(Entries from a dataset)
============
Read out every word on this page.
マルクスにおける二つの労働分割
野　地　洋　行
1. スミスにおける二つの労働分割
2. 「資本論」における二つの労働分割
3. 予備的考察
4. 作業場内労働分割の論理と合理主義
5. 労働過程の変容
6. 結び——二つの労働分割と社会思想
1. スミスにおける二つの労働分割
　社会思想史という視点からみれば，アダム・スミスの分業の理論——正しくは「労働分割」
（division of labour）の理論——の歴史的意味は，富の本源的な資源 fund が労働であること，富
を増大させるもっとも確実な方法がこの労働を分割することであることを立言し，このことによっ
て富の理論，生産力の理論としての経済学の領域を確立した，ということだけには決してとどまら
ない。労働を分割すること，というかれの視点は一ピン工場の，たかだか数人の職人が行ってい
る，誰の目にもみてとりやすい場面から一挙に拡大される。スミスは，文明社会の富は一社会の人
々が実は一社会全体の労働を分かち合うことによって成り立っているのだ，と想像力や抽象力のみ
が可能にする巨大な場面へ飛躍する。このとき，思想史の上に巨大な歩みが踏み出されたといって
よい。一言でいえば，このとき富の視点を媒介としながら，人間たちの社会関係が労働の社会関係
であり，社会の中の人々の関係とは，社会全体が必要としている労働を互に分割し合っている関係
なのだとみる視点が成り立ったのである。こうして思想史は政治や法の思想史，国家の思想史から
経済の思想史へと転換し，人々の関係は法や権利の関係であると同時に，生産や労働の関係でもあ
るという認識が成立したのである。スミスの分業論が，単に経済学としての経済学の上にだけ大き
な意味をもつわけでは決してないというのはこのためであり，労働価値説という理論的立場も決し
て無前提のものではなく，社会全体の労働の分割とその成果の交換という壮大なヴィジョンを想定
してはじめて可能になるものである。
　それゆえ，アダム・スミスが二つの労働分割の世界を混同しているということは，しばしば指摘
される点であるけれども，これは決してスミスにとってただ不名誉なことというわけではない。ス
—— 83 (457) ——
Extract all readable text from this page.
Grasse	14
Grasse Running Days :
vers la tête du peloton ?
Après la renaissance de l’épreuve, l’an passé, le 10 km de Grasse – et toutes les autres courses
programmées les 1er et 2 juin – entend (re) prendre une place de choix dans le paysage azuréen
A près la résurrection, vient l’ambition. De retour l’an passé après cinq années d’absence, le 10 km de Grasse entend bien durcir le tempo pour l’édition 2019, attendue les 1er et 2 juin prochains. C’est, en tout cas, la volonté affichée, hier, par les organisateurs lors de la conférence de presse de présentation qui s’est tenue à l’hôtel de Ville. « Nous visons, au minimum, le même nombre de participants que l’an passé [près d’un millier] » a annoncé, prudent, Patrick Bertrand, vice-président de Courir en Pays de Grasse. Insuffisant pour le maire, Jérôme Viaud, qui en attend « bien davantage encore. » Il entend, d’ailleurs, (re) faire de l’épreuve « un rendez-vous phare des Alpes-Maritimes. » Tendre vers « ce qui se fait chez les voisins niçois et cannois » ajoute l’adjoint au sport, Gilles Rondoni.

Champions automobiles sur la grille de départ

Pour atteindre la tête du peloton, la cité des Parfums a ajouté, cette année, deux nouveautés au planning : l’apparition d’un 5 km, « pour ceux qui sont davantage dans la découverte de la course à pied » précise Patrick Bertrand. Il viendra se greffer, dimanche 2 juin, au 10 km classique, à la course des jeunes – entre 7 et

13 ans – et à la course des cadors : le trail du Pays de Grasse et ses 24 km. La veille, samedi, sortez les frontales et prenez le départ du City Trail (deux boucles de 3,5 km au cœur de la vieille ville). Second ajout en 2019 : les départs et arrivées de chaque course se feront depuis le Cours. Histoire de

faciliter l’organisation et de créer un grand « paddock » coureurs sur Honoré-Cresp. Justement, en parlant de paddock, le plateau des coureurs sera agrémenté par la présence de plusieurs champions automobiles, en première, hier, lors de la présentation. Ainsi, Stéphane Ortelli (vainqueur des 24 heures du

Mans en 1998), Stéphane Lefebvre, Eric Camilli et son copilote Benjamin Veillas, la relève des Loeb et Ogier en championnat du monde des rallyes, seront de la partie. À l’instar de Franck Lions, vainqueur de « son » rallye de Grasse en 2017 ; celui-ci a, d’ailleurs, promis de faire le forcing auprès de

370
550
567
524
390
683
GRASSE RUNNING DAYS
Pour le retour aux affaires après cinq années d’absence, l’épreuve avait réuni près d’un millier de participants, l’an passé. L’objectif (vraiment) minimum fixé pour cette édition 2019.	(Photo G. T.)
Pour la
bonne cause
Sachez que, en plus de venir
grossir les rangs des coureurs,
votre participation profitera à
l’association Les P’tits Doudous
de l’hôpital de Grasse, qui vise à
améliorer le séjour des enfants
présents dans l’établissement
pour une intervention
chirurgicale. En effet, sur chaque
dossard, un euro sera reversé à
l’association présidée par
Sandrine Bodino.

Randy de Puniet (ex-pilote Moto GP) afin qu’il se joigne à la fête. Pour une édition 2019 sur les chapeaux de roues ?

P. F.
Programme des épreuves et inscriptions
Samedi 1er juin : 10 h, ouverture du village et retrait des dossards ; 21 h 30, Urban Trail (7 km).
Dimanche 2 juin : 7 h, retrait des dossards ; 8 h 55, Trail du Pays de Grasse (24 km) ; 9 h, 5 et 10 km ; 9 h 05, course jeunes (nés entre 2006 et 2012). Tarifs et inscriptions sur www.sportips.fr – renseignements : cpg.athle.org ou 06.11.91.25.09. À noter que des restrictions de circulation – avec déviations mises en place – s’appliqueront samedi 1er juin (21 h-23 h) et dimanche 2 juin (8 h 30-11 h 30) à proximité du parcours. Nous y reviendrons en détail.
============
§ **REQUEST**: Report how many lines of the records above contain the word "deux", giving only the number.

§ **TASK ANSWER**: 2